§ GOAL: Nothing but the lines from the one with "What data populates" to the final line should be returned, each exactly as it appears.

§ DATA ENTRIES:
■ ■ ■ ■ ■ ■ ■
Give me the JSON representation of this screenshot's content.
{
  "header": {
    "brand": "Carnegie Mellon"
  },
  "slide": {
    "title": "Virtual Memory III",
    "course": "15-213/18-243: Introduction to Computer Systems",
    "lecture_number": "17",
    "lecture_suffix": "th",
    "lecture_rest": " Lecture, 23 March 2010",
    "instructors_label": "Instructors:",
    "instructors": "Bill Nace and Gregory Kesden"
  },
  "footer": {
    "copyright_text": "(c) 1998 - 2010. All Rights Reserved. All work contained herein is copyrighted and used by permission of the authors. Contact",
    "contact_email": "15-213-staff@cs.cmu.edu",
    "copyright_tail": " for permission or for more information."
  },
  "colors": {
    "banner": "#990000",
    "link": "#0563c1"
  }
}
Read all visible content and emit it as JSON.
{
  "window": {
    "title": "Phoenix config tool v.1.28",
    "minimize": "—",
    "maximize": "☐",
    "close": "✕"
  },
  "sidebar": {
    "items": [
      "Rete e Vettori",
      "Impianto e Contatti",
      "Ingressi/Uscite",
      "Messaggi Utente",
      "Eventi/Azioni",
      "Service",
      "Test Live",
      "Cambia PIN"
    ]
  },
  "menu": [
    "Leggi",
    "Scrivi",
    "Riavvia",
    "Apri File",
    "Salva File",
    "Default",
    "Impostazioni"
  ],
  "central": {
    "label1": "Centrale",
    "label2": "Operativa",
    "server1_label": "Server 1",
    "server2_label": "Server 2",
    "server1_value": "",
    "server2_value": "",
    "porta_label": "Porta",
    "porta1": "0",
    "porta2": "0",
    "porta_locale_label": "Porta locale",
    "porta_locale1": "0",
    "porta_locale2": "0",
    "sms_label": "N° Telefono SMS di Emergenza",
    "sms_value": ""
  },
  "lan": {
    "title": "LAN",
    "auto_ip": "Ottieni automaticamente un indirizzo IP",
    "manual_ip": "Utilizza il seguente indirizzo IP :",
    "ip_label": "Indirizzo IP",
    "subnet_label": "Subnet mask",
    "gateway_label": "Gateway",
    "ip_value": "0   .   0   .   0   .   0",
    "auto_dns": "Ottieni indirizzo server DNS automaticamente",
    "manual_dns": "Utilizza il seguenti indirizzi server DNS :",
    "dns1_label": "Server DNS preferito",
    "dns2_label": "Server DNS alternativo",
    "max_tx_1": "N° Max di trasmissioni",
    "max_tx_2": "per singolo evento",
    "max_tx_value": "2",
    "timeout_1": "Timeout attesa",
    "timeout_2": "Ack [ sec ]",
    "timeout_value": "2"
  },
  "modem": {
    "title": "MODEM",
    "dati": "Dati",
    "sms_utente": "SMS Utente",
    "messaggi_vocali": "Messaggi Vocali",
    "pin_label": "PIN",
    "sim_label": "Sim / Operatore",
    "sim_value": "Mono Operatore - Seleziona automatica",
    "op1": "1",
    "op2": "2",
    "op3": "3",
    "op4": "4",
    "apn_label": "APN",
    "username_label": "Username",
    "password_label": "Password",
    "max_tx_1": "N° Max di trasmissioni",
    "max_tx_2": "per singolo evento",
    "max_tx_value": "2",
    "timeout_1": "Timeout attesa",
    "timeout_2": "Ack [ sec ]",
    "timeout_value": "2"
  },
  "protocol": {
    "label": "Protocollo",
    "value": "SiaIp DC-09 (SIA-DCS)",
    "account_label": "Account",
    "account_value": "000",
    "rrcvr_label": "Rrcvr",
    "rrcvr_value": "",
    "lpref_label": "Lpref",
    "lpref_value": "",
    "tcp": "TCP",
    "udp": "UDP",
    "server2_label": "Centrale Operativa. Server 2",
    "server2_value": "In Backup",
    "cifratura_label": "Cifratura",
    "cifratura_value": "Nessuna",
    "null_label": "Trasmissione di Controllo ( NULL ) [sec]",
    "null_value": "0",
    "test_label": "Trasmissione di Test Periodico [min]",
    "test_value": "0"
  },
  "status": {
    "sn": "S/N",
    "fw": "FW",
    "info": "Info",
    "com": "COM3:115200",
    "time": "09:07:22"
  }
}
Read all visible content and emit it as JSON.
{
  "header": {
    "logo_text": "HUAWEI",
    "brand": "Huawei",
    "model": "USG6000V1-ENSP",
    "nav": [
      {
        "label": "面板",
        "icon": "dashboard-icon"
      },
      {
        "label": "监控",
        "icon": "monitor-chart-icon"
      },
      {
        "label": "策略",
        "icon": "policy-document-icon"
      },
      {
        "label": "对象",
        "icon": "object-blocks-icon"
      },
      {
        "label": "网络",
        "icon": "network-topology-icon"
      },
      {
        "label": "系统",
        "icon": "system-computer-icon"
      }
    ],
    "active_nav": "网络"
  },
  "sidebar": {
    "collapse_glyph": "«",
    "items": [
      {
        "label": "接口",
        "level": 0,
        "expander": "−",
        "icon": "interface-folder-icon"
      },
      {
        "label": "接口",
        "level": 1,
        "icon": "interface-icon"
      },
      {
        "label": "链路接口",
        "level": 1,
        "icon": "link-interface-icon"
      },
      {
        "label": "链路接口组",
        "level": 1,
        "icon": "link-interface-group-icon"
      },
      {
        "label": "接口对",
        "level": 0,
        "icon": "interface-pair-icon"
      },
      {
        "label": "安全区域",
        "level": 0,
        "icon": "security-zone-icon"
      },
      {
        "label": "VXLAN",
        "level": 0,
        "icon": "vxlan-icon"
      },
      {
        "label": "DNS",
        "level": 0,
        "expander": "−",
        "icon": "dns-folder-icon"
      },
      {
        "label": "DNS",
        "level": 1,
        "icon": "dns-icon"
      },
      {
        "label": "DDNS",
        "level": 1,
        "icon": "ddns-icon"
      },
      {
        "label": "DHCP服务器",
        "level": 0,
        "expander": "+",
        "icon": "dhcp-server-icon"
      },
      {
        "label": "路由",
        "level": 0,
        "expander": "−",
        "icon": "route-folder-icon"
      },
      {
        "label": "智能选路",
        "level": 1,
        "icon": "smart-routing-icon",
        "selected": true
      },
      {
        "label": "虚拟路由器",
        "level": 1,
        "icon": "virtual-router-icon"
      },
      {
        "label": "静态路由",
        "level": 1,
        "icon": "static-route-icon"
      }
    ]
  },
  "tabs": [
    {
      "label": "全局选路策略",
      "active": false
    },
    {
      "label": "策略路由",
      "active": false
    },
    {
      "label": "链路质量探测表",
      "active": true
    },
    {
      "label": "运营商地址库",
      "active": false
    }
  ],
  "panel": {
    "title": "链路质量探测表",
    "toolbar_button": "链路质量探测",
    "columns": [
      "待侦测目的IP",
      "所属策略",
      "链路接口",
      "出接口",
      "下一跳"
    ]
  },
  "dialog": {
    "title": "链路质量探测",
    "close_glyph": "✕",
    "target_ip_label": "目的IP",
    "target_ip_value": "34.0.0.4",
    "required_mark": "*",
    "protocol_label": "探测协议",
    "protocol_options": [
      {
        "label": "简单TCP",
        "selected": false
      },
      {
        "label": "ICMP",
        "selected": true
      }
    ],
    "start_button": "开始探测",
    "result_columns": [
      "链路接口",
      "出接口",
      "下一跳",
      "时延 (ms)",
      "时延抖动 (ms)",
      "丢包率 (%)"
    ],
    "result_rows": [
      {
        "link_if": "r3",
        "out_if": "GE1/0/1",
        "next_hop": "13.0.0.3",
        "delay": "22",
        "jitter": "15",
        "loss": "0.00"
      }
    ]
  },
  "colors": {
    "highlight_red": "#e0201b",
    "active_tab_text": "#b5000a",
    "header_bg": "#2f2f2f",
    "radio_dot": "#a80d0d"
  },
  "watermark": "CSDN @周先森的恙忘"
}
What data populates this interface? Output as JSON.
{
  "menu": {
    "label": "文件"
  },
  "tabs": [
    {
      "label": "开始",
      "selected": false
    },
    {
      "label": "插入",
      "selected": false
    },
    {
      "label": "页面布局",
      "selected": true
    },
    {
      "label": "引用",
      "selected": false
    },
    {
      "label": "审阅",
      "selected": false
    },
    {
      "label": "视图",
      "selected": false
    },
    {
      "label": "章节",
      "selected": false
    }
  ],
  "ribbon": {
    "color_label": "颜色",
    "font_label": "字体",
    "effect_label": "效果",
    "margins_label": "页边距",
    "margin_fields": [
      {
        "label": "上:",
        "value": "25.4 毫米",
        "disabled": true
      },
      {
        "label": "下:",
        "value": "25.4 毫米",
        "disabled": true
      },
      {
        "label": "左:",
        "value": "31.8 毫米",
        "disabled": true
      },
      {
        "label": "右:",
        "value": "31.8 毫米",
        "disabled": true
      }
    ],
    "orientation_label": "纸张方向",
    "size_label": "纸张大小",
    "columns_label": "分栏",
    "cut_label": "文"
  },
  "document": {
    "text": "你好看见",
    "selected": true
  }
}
■ ■ ■ ■ ■ ■ ■
§ TASK ANSWER:
What data populates this interface? Output as JSON.
{
  "menu": {
    "label": "文件"
  },
  "tabs": [
    {
      "label": "开始",
      "selected": false
    },
    {
      "label": "插入",
      "selected": false
    },
    {
      "label": "页面布局",
      "selected": true
    },
    {
      "label": "引用",
      "selected": false
    },
    {
      "label": "审阅",
      "selected": false
    },
    {
      "label": "视图",
      "selected": false
    },
    {
      "label": "章节",
      "selected": false
    }
  ],
  "ribbon": {
    "color_label": "颜色",
    "font_label": "字体",
    "effect_label": "效果",
    "margins_label": "页边距",
    "margin_fields": [
      {
        "label": "上:",
        "value": "25.4 毫米",
        "disabled": true
      },
      {
        "label": "下:",
        "value": "25.4 毫米",
        "disabled": true
      },
      {
        "label": "左:",
        "value": "31.8 毫米",
        "disabled": true
      },
      {
        "label": "右:",
        "value": "31.8 毫米",
        "disabled": true
      }
    ],
    "orientation_label": "纸张方向",
    "size_label": "纸张大小",
    "columns_label": "分栏",
    "cut_label": "文"
  },
  "document": {
    "text": "你好看见",
    "selected": true
  }
}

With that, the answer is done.